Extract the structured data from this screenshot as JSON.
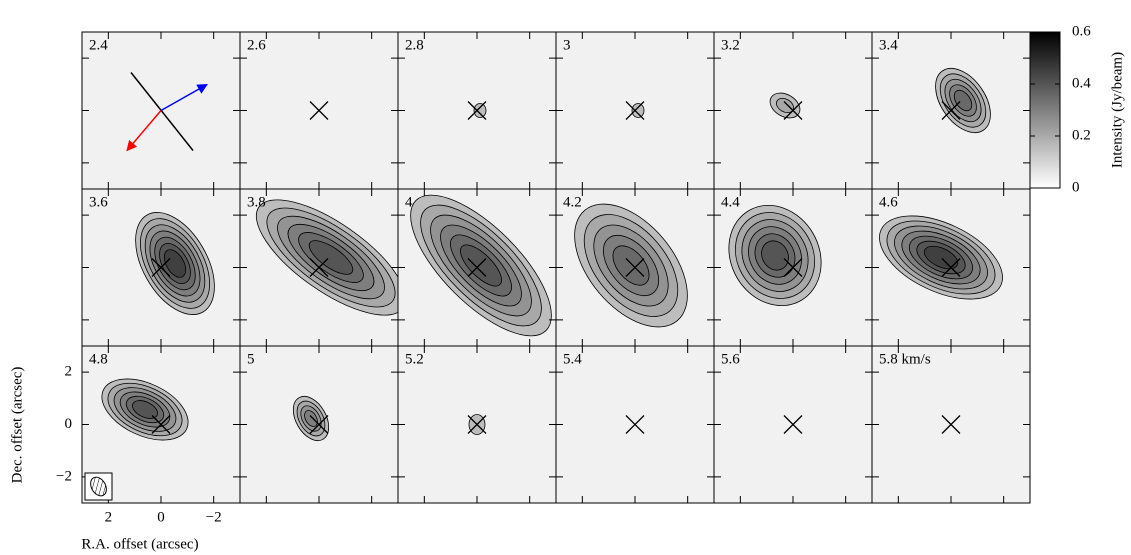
{
  "chart_data": {
    "type": "channel-map",
    "panels": [
      "2.4",
      "2.6",
      "2.8",
      "3",
      "3.2",
      "3.4",
      "3.6",
      "3.8",
      "4",
      "4.2",
      "4.4",
      "4.6",
      "4.8",
      "5",
      "5.2",
      "5.4",
      "5.6",
      "5.8 km/s"
    ],
    "xlabel": "R.A. offset (arcsec)",
    "ylabel": "Dec. offset (arcsec)",
    "xlim": [
      3,
      -3
    ],
    "ylim": [
      -3,
      3
    ],
    "xticks": [
      2,
      0,
      {
        "value": -2,
        "label": "−2"
      }
    ],
    "yticks": [
      {
        "value": -2,
        "label": "−2"
      },
      0,
      2
    ],
    "colorbar": {
      "label": "Intensity (Jy/beam)",
      "lim": [
        0,
        0.6
      ],
      "ticks": [
        0,
        0.2,
        0.4,
        0.6
      ]
    }
  }
}
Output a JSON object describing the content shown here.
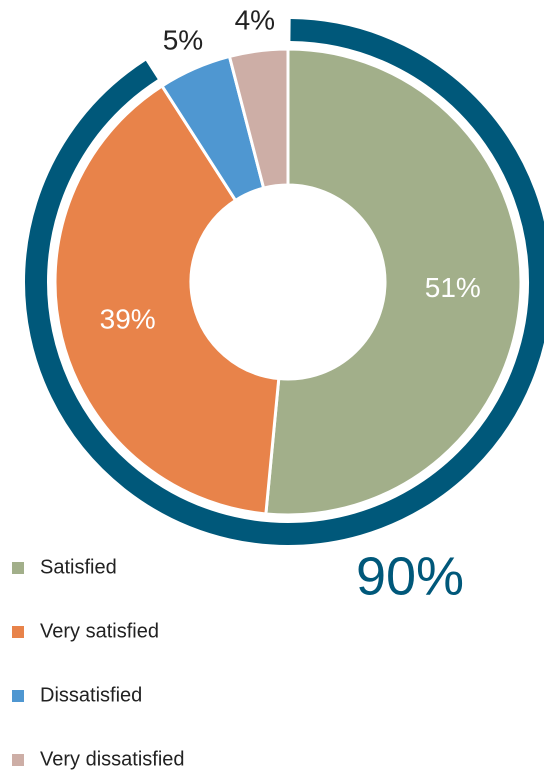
{
  "chart_data": {
    "type": "donut",
    "categories": [
      "Satisfied",
      "Very satisfied",
      "Dissatisfied",
      "Very dissatisfied"
    ],
    "values": [
      51,
      39,
      5,
      4
    ],
    "value_labels": [
      "51%",
      "39%",
      "5%",
      "4%"
    ],
    "colors": [
      "#a2af8a",
      "#e8834a",
      "#4f97d1",
      "#cdaea6"
    ],
    "highlight": {
      "value": 90,
      "label": "90%",
      "color": "#00587a"
    },
    "legend": "bottom-left"
  }
}
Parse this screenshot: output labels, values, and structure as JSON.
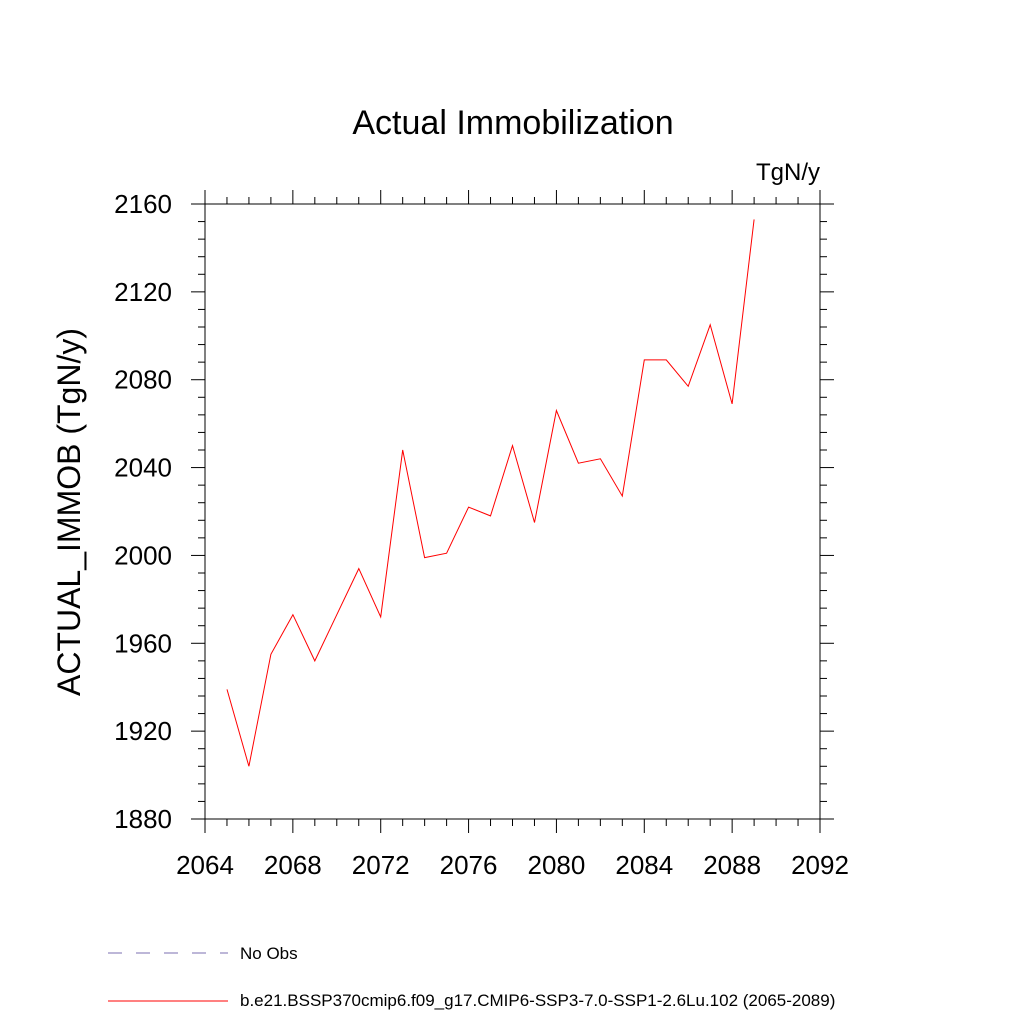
{
  "chart_data": {
    "type": "line",
    "title": "Actual Immobilization",
    "units_label": "TgN/y",
    "xlabel": "",
    "ylabel": "ACTUAL_IMMOB  (TgN/y)",
    "xlim": [
      2064,
      2092
    ],
    "ylim": [
      1880,
      2160
    ],
    "x_ticks": [
      "2064",
      "2068",
      "2072",
      "2076",
      "2080",
      "2084",
      "2088",
      "2092"
    ],
    "y_ticks": [
      "1880",
      "1920",
      "1960",
      "2000",
      "2040",
      "2080",
      "2120",
      "2160"
    ],
    "grid": false,
    "legend_position": "bottom",
    "series": [
      {
        "name": "b.e21.BSSP370cmip6.f09_g17.CMIP6-SSP3-7.0-SSP1-2.6Lu.102 (2065-2089)",
        "color": "#ff0000",
        "x": [
          2065,
          2066,
          2067,
          2068,
          2069,
          2070,
          2071,
          2072,
          2073,
          2074,
          2075,
          2076,
          2077,
          2078,
          2079,
          2080,
          2081,
          2082,
          2083,
          2084,
          2085,
          2086,
          2087,
          2088,
          2089
        ],
        "values": [
          1939,
          1904,
          1955,
          1973,
          1952,
          1973,
          1994,
          1972,
          2048,
          1999,
          2001,
          2022,
          2018,
          2050,
          2015,
          2066,
          2042,
          2044,
          2027,
          2089,
          2089,
          2077,
          2105,
          2069,
          2153
        ]
      }
    ],
    "legend": [
      {
        "label": "No Obs",
        "style": "dashed",
        "color": "#7b6fb0"
      },
      {
        "label": "b.e21.BSSP370cmip6.f09_g17.CMIP6-SSP3-7.0-SSP1-2.6Lu.102 (2065-2089)",
        "style": "solid",
        "color": "#ff0000"
      }
    ]
  }
}
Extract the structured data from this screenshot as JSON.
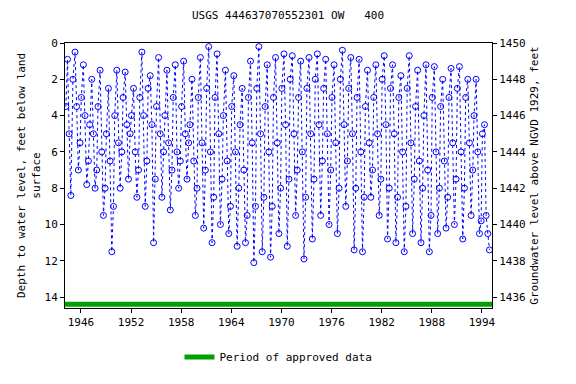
{
  "chart_data": {
    "type": "scatter",
    "title": "USGS 444637070552301 OW   400",
    "y_label": "Depth to water level, feet below land\nsurface",
    "y2_label": "Groundwater level above NGVD 1929, feet",
    "xlim": [
      1944.1,
      1995.2
    ],
    "xticks": [
      1946,
      1952,
      1958,
      1964,
      1970,
      1976,
      1982,
      1988,
      1994
    ],
    "ylim": [
      14.6,
      0
    ],
    "yticks": [
      0,
      2,
      4,
      6,
      8,
      10,
      12,
      14
    ],
    "y2lim": [
      1435.4,
      1450
    ],
    "y2ticks": [
      1436,
      1438,
      1440,
      1442,
      1444,
      1446,
      1448,
      1450
    ],
    "grid": false,
    "legend": "bottom",
    "series": [
      {
        "color": "#0000ff",
        "marker": "circle-open",
        "line_style": "dot",
        "x": [
          1944.2,
          1944.4,
          1944.6,
          1944.8,
          1945.05,
          1945.3,
          1945.5,
          1945.7,
          1945.9,
          1946.05,
          1946.3,
          1946.5,
          1946.7,
          1946.9,
          1947.05,
          1947.3,
          1947.5,
          1947.7,
          1947.9,
          1948.05,
          1948.3,
          1948.5,
          1948.7,
          1948.9,
          1949.05,
          1949.3,
          1949.5,
          1949.7,
          1949.9,
          1950.05,
          1950.3,
          1950.5,
          1950.7,
          1950.9,
          1951.05,
          1951.3,
          1951.5,
          1951.7,
          1951.9,
          1952.05,
          1952.3,
          1952.5,
          1952.7,
          1952.9,
          1953.05,
          1953.3,
          1953.5,
          1953.7,
          1953.9,
          1954.05,
          1954.3,
          1954.5,
          1954.7,
          1954.9,
          1955.05,
          1955.3,
          1955.5,
          1955.7,
          1955.9,
          1956.05,
          1956.3,
          1956.5,
          1956.7,
          1956.9,
          1957.05,
          1957.3,
          1957.5,
          1957.7,
          1957.9,
          1958.05,
          1958.3,
          1958.5,
          1958.7,
          1958.9,
          1959.05,
          1959.3,
          1959.5,
          1959.7,
          1959.9,
          1960.05,
          1960.3,
          1960.5,
          1960.7,
          1960.9,
          1961.05,
          1961.3,
          1961.5,
          1961.7,
          1961.9,
          1962.05,
          1962.3,
          1962.5,
          1962.7,
          1962.9,
          1963.05,
          1963.3,
          1963.5,
          1963.7,
          1963.9,
          1964.05,
          1964.3,
          1964.5,
          1964.7,
          1964.9,
          1965.05,
          1965.3,
          1965.5,
          1965.7,
          1965.9,
          1966.05,
          1966.3,
          1966.5,
          1966.7,
          1966.9,
          1967.05,
          1967.3,
          1967.5,
          1967.7,
          1967.9,
          1968.05,
          1968.3,
          1968.5,
          1968.7,
          1968.9,
          1969.05,
          1969.3,
          1969.5,
          1969.7,
          1969.9,
          1970.05,
          1970.3,
          1970.5,
          1970.7,
          1970.9,
          1971.05,
          1971.3,
          1971.5,
          1971.7,
          1971.9,
          1972.05,
          1972.3,
          1972.5,
          1972.7,
          1972.9,
          1973.05,
          1973.3,
          1973.5,
          1973.7,
          1973.9,
          1974.05,
          1974.3,
          1974.5,
          1974.7,
          1974.9,
          1975.05,
          1975.3,
          1975.5,
          1975.7,
          1975.9,
          1976.05,
          1976.3,
          1976.5,
          1976.7,
          1976.9,
          1977.05,
          1977.3,
          1977.5,
          1977.7,
          1977.9,
          1978.05,
          1978.3,
          1978.5,
          1978.7,
          1978.9,
          1979.05,
          1979.3,
          1979.5,
          1979.7,
          1979.9,
          1980.05,
          1980.3,
          1980.5,
          1980.7,
          1980.9,
          1981.05,
          1981.3,
          1981.5,
          1981.7,
          1981.9,
          1982.05,
          1982.3,
          1982.5,
          1982.7,
          1982.9,
          1983.05,
          1983.3,
          1983.5,
          1983.7,
          1983.9,
          1984.05,
          1984.3,
          1984.5,
          1984.7,
          1984.9,
          1985.05,
          1985.3,
          1985.5,
          1985.7,
          1985.9,
          1986.05,
          1986.3,
          1986.5,
          1986.7,
          1986.9,
          1987.05,
          1987.3,
          1987.5,
          1987.7,
          1987.9,
          1988.05,
          1988.3,
          1988.5,
          1988.7,
          1988.9,
          1989.05,
          1989.3,
          1989.5,
          1989.7,
          1989.9,
          1990.05,
          1990.3,
          1990.5,
          1990.7,
          1990.9,
          1991.05,
          1991.3,
          1991.5,
          1991.7,
          1991.9,
          1992.05,
          1992.3,
          1992.5,
          1992.7,
          1992.9,
          1993.05,
          1993.3,
          1993.5,
          1993.7,
          1993.9,
          1994.05,
          1994.3,
          1994.5,
          1994.7,
          1994.9
        ],
        "values": [
          3.5,
          0.9,
          5.0,
          8.4,
          2.0,
          0.5,
          3.5,
          7.0,
          5.5,
          3.0,
          1.2,
          4.0,
          7.8,
          6.5,
          4.5,
          2.0,
          5.0,
          8.0,
          7.0,
          3.5,
          1.5,
          6.0,
          9.5,
          8.0,
          5.0,
          2.5,
          6.5,
          11.5,
          9.0,
          4.0,
          1.5,
          5.5,
          8.0,
          6.0,
          3.0,
          1.6,
          4.5,
          7.5,
          5.0,
          4.0,
          2.5,
          6.0,
          8.5,
          7.0,
          3.0,
          0.5,
          4.0,
          9.0,
          6.5,
          2.5,
          1.8,
          4.5,
          11.0,
          7.5,
          3.5,
          0.8,
          5.0,
          8.5,
          6.0,
          4.0,
          1.5,
          5.5,
          9.2,
          7.0,
          3.0,
          1.2,
          6.0,
          8.0,
          6.5,
          3.5,
          1.0,
          5.0,
          7.5,
          5.5,
          4.5,
          2.0,
          6.5,
          9.5,
          8.0,
          3.0,
          0.8,
          5.5,
          10.2,
          7.0,
          2.5,
          0.2,
          6.0,
          11.0,
          8.5,
          3.0,
          0.6,
          5.0,
          10.0,
          7.5,
          4.0,
          1.5,
          6.5,
          10.5,
          9.0,
          3.5,
          1.8,
          6.0,
          11.2,
          8.0,
          4.5,
          2.5,
          7.0,
          11.0,
          9.5,
          3.0,
          1.0,
          5.5,
          12.1,
          9.0,
          2.5,
          0.2,
          5.0,
          11.5,
          8.5,
          3.5,
          1.2,
          6.0,
          11.8,
          9.0,
          3.0,
          0.8,
          5.5,
          10.5,
          8.0,
          2.5,
          0.6,
          4.5,
          11.2,
          7.5,
          2.0,
          0.7,
          5.0,
          9.5,
          7.0,
          3.0,
          1.0,
          6.0,
          11.9,
          8.5,
          2.5,
          0.8,
          5.0,
          10.8,
          7.5,
          2.0,
          0.6,
          4.5,
          9.5,
          6.5,
          2.5,
          0.9,
          5.0,
          10.0,
          7.0,
          3.0,
          1.2,
          5.5,
          10.5,
          8.0,
          2.0,
          0.4,
          4.5,
          9.0,
          6.5,
          2.5,
          0.8,
          5.0,
          11.4,
          8.0,
          3.0,
          0.9,
          6.0,
          11.5,
          8.5,
          3.5,
          1.5,
          5.5,
          8.5,
          7.0,
          3.0,
          1.2,
          5.0,
          9.5,
          7.5,
          2.0,
          0.7,
          4.5,
          10.8,
          8.0,
          2.5,
          1.2,
          5.0,
          11.0,
          8.5,
          3.0,
          1.8,
          6.0,
          11.5,
          9.0,
          2.5,
          0.7,
          5.5,
          10.5,
          7.5,
          3.5,
          1.5,
          6.5,
          11.0,
          8.0,
          4.0,
          1.2,
          7.0,
          11.5,
          9.5,
          3.0,
          1.3,
          6.0,
          10.5,
          8.0,
          3.5,
          2.0,
          6.5,
          10.2,
          8.5,
          3.0,
          1.4,
          5.5,
          10.0,
          7.5,
          2.5,
          1.3,
          6.0,
          10.8,
          8.0,
          3.0,
          2.0,
          5.5,
          9.5,
          7.0,
          4.0,
          2.0,
          6.0,
          10.5,
          9.8,
          5.0,
          4.5,
          9.5,
          10.5,
          11.4
        ]
      },
      {
        "name": "Period of approved data",
        "color": "#00a000",
        "axis": "y2",
        "type": "line",
        "line_style": "solid",
        "x": [
          1944.1,
          1995.2
        ],
        "values": [
          1435.6,
          1435.6
        ]
      }
    ]
  }
}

====

> **YOUR TASK**
Select every line above that contains the word "level", and copy it.

> **COMPLETE OUTPUT**
    "y_label": "Depth to water level, feet below land\nsurface",
    "y2_label": "Groundwater level above NGVD 1929, feet",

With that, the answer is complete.